Task statement -> Your answer should be a single number: the count of lines that include "agency".

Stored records

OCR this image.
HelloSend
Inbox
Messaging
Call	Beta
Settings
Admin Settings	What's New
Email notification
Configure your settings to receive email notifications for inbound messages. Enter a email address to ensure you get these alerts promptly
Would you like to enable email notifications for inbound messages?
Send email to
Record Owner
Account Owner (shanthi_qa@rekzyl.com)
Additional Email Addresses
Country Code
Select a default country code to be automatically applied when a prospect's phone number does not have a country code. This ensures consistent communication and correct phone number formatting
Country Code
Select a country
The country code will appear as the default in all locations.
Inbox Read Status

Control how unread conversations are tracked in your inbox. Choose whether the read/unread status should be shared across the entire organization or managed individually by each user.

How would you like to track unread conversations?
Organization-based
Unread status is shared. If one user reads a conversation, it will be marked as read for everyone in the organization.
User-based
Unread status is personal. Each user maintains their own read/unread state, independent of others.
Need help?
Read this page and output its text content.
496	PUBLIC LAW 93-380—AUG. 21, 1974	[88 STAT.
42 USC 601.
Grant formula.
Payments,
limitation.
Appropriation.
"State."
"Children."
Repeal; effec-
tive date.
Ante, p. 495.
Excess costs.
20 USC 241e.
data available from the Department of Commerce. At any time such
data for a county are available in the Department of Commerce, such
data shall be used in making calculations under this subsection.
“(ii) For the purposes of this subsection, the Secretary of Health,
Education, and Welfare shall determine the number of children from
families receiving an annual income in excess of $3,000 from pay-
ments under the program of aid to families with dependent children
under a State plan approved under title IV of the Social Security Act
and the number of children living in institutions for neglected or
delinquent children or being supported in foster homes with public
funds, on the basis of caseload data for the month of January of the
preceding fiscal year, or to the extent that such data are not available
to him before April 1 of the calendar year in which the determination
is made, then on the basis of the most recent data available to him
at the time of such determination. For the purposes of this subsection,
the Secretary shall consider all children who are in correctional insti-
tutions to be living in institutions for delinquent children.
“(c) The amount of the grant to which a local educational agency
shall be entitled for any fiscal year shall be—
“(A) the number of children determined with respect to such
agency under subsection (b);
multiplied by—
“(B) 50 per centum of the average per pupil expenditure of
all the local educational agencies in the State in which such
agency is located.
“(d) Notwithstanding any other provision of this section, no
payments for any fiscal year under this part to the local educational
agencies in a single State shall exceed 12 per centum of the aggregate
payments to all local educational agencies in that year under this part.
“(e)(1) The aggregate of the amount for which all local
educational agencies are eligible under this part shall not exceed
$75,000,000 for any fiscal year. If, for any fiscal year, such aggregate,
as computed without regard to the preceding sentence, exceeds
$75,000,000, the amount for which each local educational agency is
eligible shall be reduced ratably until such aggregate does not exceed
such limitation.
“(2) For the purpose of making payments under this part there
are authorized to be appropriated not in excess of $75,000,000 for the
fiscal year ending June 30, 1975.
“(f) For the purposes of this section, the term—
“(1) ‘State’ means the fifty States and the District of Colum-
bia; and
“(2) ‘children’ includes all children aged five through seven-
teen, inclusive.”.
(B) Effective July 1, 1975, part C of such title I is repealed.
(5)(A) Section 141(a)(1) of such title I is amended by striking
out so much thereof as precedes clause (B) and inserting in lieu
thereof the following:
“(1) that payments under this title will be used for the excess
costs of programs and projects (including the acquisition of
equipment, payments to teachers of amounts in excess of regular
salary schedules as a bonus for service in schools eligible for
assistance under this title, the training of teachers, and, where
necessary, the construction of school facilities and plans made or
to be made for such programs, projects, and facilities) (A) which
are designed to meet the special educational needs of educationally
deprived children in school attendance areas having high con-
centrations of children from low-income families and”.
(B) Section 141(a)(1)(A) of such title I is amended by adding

Answer to the problem -> 4